* Begin Entries shown *

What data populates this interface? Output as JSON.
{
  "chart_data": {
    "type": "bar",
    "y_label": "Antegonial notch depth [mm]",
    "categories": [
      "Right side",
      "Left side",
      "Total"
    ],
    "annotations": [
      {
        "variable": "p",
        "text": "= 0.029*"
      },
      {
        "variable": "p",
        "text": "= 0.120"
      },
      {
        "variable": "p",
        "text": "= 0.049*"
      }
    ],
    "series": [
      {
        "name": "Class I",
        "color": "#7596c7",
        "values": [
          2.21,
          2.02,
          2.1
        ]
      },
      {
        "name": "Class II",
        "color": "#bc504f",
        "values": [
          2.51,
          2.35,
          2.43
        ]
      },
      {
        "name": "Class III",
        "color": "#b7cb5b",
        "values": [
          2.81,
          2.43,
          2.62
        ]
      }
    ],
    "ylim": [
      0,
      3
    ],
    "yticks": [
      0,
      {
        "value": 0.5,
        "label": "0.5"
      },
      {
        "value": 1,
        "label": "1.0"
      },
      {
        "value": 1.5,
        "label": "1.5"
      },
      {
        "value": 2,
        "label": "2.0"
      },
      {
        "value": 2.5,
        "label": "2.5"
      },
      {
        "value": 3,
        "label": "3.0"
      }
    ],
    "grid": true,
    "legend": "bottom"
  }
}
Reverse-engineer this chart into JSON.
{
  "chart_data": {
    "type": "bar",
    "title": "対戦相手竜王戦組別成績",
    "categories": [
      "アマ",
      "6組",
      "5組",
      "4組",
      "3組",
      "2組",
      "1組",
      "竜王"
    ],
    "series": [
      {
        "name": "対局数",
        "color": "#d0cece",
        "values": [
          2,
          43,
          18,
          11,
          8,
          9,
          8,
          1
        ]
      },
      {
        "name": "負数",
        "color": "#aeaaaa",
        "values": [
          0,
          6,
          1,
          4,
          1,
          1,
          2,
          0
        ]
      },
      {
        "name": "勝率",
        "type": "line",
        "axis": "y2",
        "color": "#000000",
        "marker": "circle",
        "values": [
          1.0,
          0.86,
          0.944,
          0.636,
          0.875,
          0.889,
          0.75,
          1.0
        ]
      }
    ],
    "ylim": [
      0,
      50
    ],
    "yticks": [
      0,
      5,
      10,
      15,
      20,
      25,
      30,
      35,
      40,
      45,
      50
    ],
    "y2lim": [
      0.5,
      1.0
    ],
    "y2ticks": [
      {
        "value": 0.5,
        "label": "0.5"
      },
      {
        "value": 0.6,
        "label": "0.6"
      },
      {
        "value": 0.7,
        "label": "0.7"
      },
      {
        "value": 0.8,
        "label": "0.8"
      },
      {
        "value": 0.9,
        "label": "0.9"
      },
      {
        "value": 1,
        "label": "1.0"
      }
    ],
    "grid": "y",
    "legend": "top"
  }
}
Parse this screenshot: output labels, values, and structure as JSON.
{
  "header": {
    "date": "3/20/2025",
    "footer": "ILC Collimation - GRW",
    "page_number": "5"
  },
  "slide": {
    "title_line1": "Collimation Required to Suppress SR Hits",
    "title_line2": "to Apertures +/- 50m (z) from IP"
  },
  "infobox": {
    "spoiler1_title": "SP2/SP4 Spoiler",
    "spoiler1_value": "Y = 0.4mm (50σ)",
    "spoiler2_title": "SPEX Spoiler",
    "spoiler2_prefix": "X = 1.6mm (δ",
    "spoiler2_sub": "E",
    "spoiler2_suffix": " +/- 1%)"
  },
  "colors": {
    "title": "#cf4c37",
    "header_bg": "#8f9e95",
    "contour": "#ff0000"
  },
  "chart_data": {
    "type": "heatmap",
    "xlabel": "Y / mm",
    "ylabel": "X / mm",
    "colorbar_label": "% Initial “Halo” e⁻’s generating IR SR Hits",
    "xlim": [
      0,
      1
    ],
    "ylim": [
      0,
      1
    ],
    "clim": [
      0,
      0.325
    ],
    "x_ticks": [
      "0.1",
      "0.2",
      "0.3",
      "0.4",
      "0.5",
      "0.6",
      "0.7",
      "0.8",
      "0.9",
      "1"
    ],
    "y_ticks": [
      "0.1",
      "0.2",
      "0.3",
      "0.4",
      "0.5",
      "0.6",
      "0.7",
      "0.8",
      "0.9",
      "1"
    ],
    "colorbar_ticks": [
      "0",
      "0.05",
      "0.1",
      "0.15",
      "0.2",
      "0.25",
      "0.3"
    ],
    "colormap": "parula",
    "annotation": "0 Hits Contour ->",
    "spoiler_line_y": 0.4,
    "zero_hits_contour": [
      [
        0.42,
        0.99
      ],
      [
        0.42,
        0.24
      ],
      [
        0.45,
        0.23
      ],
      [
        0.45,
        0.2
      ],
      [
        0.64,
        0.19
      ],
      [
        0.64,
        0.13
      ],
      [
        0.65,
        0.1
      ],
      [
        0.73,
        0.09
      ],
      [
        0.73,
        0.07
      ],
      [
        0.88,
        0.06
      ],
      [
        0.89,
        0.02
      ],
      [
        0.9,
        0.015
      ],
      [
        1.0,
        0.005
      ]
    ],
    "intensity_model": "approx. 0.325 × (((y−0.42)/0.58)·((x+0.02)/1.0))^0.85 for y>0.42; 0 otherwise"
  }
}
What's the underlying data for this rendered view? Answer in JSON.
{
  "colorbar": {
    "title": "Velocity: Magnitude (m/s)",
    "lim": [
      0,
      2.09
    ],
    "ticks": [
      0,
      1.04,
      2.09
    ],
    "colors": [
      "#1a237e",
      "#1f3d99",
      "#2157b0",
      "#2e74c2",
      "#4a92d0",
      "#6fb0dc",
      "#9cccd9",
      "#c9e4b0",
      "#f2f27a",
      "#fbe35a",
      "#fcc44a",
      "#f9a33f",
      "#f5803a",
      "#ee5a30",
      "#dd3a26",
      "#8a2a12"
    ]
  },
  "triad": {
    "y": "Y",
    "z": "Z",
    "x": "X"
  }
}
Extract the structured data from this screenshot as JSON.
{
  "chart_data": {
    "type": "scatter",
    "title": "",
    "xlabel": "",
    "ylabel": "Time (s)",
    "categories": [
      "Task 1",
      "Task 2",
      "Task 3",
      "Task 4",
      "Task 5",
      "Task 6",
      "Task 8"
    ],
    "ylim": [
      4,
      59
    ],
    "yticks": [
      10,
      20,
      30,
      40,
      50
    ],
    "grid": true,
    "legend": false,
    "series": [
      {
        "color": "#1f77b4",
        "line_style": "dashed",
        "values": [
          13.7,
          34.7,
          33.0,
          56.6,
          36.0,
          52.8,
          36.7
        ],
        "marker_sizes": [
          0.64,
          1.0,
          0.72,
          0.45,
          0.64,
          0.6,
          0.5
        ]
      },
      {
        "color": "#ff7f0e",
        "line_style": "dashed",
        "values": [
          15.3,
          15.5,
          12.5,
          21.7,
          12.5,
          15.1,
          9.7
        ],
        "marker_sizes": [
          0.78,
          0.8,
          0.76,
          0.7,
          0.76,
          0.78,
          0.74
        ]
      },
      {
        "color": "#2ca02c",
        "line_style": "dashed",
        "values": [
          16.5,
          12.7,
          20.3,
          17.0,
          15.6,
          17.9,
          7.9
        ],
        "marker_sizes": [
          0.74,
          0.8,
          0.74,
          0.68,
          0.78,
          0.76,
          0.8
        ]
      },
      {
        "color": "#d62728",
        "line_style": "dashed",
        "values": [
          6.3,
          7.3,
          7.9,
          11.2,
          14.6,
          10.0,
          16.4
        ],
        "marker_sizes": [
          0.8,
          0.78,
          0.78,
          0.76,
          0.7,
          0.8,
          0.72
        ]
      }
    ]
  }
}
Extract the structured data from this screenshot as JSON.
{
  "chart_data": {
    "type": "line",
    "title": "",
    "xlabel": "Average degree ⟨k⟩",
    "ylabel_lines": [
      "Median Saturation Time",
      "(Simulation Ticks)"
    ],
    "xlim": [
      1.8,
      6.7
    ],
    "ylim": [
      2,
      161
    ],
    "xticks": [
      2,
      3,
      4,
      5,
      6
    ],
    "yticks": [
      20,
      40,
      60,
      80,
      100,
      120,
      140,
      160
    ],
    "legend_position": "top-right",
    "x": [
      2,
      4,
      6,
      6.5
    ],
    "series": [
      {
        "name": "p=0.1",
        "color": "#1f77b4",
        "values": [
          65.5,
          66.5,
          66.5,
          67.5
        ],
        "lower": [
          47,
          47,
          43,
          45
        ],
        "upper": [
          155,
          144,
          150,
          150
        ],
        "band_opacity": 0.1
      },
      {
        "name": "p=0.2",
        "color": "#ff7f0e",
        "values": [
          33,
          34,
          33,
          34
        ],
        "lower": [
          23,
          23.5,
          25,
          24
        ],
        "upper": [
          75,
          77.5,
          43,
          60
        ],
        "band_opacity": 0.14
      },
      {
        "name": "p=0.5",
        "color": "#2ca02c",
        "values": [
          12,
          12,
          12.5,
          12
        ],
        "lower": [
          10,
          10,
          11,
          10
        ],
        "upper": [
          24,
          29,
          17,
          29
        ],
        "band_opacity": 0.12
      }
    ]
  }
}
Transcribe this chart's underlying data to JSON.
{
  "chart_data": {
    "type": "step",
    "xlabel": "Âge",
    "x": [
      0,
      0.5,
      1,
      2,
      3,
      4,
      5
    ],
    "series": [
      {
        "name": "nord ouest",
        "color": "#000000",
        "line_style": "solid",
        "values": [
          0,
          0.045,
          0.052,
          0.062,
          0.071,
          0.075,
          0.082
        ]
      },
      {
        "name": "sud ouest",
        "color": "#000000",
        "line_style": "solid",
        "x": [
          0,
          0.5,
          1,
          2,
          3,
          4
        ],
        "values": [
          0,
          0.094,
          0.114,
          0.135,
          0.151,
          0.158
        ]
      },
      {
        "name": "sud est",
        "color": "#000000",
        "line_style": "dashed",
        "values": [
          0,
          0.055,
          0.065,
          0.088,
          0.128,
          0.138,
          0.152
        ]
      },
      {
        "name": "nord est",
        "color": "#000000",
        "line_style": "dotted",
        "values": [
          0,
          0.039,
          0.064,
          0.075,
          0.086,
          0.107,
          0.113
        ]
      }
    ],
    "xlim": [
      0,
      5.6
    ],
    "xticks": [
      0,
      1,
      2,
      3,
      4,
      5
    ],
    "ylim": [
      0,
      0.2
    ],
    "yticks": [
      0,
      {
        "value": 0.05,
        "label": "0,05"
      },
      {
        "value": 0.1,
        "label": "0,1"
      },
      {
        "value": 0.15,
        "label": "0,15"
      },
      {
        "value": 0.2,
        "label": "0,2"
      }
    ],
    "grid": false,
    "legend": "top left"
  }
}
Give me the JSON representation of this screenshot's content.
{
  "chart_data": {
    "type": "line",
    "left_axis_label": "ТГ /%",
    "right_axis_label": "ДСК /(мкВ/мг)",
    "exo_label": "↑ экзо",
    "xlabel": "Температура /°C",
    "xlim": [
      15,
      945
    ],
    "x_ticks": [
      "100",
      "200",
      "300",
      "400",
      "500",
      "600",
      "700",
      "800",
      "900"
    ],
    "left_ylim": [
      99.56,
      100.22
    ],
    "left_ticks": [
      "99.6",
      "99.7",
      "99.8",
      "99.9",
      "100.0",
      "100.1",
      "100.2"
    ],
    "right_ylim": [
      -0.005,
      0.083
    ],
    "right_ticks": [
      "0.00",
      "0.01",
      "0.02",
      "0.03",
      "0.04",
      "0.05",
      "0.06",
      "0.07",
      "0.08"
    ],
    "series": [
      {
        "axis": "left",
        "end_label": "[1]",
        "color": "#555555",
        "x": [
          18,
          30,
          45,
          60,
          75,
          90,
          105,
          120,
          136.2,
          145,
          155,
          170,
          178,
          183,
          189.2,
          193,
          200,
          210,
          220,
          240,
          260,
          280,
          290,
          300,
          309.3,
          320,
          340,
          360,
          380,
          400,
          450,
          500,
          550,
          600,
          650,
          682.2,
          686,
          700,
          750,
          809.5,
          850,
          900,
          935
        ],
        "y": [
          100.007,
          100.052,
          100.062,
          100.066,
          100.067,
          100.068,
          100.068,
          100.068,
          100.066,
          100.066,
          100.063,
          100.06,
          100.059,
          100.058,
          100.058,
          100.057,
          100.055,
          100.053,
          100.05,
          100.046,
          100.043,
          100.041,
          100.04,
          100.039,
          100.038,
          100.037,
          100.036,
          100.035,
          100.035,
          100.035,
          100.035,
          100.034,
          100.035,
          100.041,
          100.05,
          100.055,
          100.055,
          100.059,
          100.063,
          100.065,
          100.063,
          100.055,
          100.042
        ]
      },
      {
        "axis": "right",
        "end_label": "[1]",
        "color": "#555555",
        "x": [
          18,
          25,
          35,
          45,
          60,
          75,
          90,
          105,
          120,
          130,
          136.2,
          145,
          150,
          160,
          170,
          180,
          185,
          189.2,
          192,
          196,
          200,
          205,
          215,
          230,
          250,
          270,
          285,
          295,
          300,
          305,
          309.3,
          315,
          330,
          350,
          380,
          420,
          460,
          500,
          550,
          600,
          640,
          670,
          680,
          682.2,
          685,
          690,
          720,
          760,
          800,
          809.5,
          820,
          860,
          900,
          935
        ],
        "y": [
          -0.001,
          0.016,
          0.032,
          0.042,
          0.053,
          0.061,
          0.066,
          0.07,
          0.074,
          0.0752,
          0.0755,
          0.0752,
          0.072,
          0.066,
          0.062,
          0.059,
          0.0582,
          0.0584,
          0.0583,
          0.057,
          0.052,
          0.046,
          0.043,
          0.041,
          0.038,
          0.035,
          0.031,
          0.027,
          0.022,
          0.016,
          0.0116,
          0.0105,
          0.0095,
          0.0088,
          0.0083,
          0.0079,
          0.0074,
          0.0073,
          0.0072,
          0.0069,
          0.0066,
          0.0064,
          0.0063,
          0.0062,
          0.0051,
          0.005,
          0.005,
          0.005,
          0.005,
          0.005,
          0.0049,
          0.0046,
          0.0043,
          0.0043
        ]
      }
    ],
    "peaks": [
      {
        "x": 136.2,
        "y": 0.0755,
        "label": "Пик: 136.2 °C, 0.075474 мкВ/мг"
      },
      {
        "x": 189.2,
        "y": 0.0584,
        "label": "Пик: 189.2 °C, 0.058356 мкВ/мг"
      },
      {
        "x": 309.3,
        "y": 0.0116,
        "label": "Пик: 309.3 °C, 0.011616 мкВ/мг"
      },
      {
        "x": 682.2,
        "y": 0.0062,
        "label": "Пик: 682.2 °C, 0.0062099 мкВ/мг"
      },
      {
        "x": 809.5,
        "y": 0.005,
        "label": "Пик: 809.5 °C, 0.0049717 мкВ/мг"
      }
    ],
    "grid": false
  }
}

* End Entries shown *

# Exercise details:
In the entries above, find each line with the word "this" and show it.

# Task answer:
What data populates this interface? Output as JSON.
Reverse-engineer this chart into JSON.
Parse this screenshot: output labels, values, and structure as JSON.
What's the underlying data for this rendered view? Answer in JSON.
Extract the structured data from this screenshot as JSON.
Extract the structured data from this screenshot as JSON.
Transcribe this chart's underlying data to JSON.
Give me the JSON representation of this screenshot's content.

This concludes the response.